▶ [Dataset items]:
====

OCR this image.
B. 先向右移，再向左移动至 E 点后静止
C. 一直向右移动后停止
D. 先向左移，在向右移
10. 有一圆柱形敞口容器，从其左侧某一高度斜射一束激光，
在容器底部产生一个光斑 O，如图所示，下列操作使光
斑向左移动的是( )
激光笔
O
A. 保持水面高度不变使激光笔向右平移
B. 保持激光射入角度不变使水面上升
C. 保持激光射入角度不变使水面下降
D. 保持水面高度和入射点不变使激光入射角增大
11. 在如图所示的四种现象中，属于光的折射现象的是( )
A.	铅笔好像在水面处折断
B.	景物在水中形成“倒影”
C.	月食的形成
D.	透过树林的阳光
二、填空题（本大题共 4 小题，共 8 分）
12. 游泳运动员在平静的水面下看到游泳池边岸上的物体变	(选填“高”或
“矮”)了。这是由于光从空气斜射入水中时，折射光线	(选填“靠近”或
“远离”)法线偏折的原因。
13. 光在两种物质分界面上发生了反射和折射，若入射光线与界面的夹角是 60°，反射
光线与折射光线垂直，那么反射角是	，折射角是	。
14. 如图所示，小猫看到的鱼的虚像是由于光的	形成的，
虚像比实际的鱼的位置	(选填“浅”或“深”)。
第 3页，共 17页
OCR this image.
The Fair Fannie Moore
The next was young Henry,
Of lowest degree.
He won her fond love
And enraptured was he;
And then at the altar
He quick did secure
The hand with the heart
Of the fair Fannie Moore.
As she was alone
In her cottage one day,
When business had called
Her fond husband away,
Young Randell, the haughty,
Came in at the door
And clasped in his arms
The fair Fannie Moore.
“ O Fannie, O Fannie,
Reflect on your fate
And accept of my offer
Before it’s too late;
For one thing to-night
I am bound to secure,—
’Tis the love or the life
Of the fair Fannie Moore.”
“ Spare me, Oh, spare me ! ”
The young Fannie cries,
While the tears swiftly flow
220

====

▶ [Work required]: Write out the whole listing again. Match it word for word.

▶ [Solution to this task]:
OCR this image.
B. 先向右移，再向左移动至 E 点后静止
C. 一直向右移动后停止
D. 先向左移，在向右移
10. 有一圆柱形敞口容器，从其左侧某一高度斜射一束激光，
在容器底部产生一个光斑 O，如图所示，下列操作使光
斑向左移动的是( )
激光笔
O
A. 保持水面高度不变使激光笔向右平移
B. 保持激光射入角度不变使水面上升
C. 保持激光射入角度不变使水面下降
D. 保持水面高度和入射点不变使激光入射角增大
11. 在如图所示的四种现象中，属于光的折射现象的是( )
A.	铅笔好像在水面处折断
B.	景物在水中形成“倒影”
C.	月食的形成
D.	透过树林的阳光
二、填空题（本大题共 4 小题，共 8 分）
12. 游泳运动员在平静的水面下看到游泳池边岸上的物体变	(选填“高”或
“矮”)了。这是由于光从空气斜射入水中时，折射光线	(选填“靠近”或
“远离”)法线偏折的原因。
13. 光在两种物质分界面上发生了反射和折射，若入射光线与界面的夹角是 60°，反射
光线与折射光线垂直，那么反射角是	，折射角是	。
14. 如图所示，小猫看到的鱼的虚像是由于光的	形成的，
虚像比实际的鱼的位置	(选填“浅”或“深”)。
第 3页，共 17页
OCR this image.
The Fair Fannie Moore
The next was young Henry,
Of lowest degree.
He won her fond love
And enraptured was he;
And then at the altar
He quick did secure
The hand with the heart
Of the fair Fannie Moore.
As she was alone
In her cottage one day,
When business had called
Her fond husband away,
Young Randell, the haughty,
Came in at the door
And clasped in his arms
The fair Fannie Moore.
“ O Fannie, O Fannie,
Reflect on your fate
And accept of my offer
Before it’s too late;
For one thing to-night
I am bound to secure,—
’Tis the love or the life
Of the fair Fannie Moore.”
“ Spare me, Oh, spare me ! ”
The young Fannie cries,
While the tears swiftly flow
220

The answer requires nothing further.